**Data for this task:**

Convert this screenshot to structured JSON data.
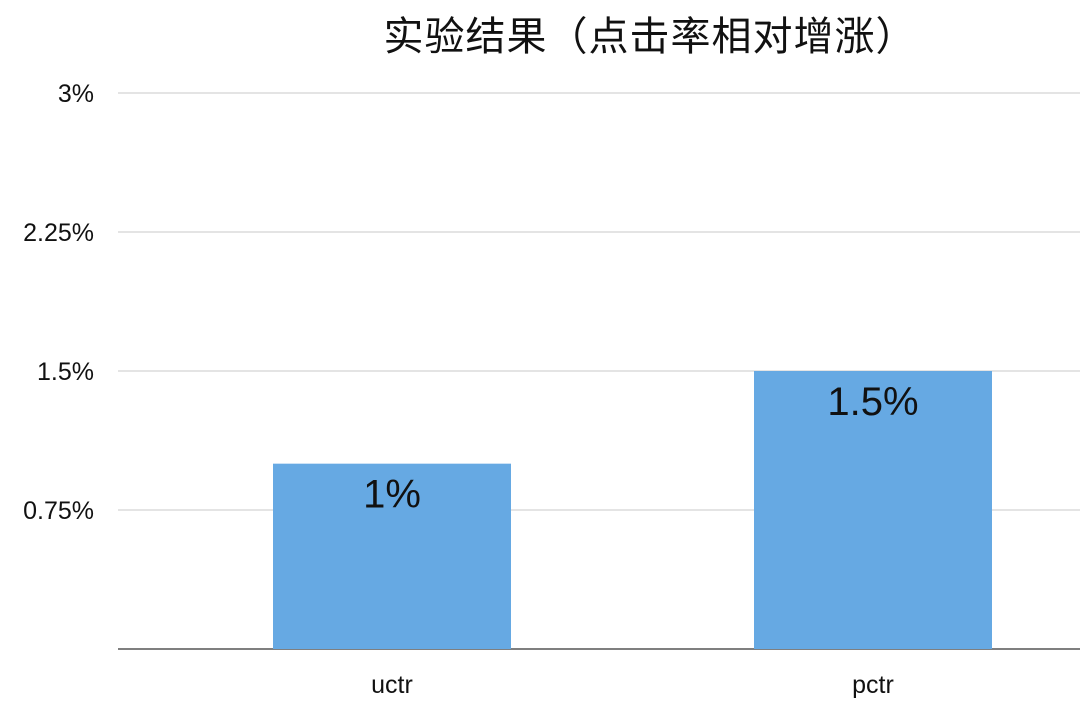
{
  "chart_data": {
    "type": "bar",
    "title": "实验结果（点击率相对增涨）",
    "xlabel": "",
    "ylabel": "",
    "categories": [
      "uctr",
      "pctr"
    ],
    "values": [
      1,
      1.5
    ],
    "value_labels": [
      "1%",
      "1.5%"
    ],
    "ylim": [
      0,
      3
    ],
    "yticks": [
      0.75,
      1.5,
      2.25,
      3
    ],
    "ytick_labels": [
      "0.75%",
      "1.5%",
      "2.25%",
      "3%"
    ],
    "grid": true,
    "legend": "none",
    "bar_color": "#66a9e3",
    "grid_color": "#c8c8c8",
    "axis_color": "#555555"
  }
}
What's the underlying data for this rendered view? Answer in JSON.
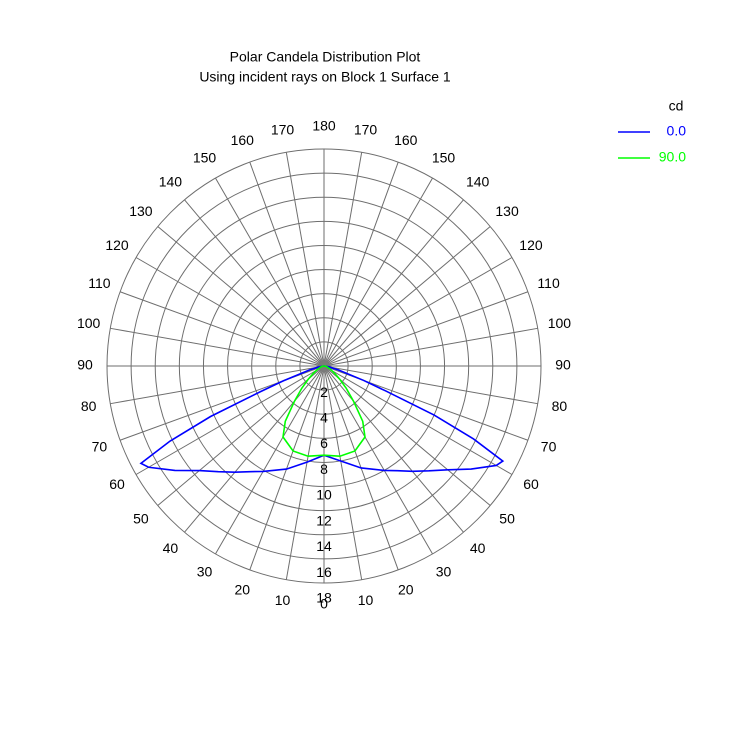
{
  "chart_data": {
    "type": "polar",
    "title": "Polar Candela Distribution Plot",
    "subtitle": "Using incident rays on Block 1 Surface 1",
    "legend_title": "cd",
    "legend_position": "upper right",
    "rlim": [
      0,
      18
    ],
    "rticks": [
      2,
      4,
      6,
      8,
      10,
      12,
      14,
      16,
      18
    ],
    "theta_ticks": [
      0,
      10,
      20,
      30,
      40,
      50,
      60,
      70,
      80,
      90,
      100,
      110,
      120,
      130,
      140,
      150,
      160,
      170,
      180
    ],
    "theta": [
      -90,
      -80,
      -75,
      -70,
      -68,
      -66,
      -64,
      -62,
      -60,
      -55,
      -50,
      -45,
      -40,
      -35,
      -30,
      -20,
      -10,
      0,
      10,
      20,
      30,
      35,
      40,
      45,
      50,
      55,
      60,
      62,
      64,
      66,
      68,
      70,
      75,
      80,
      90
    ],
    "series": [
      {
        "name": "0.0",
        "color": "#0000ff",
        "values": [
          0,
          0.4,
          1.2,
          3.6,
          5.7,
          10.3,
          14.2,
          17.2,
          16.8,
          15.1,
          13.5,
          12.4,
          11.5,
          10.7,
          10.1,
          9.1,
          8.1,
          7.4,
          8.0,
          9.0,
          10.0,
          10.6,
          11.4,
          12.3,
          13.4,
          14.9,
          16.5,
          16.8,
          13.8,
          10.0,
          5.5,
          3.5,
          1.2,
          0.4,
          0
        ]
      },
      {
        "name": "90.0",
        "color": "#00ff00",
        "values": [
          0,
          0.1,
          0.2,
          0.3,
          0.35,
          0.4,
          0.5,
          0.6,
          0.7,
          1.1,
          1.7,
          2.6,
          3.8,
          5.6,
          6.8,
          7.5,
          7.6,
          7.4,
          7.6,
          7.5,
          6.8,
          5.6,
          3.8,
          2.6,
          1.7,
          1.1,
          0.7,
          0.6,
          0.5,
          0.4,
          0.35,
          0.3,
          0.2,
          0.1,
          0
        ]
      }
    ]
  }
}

**What you should do:**
Write out the listing word for word, omitting the pictures it holds.

**Written reply:**
Convert this screenshot to structured JSON data.
{
  "chart_data": {
    "type": "bar",
    "title": "实验结果（点击率相对增涨）",
    "xlabel": "",
    "ylabel": "",
    "categories": [
      "uctr",
      "pctr"
    ],
    "values": [
      1,
      1.5
    ],
    "value_labels": [
      "1%",
      "1.5%"
    ],
    "ylim": [
      0,
      3
    ],
    "yticks": [
      0.75,
      1.5,
      2.25,
      3
    ],
    "ytick_labels": [
      "0.75%",
      "1.5%",
      "2.25%",
      "3%"
    ],
    "grid": true,
    "legend": "none",
    "bar_color": "#66a9e3",
    "grid_color": "#c8c8c8",
    "axis_color": "#555555"
  }
}
What's the underlying data for this rendered view? Answer in JSON.
{
  "chart_data": {
    "type": "polar",
    "title": "Polar Candela Distribution Plot",
    "subtitle": "Using incident rays on Block 1 Surface 1",
    "legend_title": "cd",
    "legend_position": "upper right",
    "rlim": [
      0,
      18
    ],
    "rticks": [
      2,
      4,
      6,
      8,
      10,
      12,
      14,
      16,
      18
    ],
    "theta_ticks": [
      0,
      10,
      20,
      30,
      40,
      50,
      60,
      70,
      80,
      90,
      100,
      110,
      120,
      130,
      140,
      150,
      160,
      170,
      180
    ],
    "theta": [
      -90,
      -80,
      -75,
      -70,
      -68,
      -66,
      -64,
      -62,
      -60,
      -55,
      -50,
      -45,
      -40,
      -35,
      -30,
      -20,
      -10,
      0,
      10,
      20,
      30,
      35,
      40,
      45,
      50,
      55,
      60,
      62,
      64,
      66,
      68,
      70,
      75,
      80,
      90
    ],
    "series": [
      {
        "name": "0.0",
        "color": "#0000ff",
        "values": [
          0,
          0.4,
          1.2,
          3.6,
          5.7,
          10.3,
          14.2,
          17.2,
          16.8,
          15.1,
          13.5,
          12.4,
          11.5,
          10.7,
          10.1,
          9.1,
          8.1,
          7.4,
          8.0,
          9.0,
          10.0,
          10.6,
          11.4,
          12.3,
          13.4,
          14.9,
          16.5,
          16.8,
          13.8,
          10.0,
          5.5,
          3.5,
          1.2,
          0.4,
          0
        ]
      },
      {
        "name": "90.0",
        "color": "#00ff00",
        "values": [
          0,
          0.1,
          0.2,
          0.3,
          0.35,
          0.4,
          0.5,
          0.6,
          0.7,
          1.1,
          1.7,
          2.6,
          3.8,
          5.6,
          6.8,
          7.5,
          7.6,
          7.4,
          7.6,
          7.5,
          6.8,
          5.6,
          3.8,
          2.6,
          1.7,
          1.1,
          0.7,
          0.6,
          0.5,
          0.4,
          0.35,
          0.3,
          0.2,
          0.1,
          0
        ]
      }
    ]
  }
}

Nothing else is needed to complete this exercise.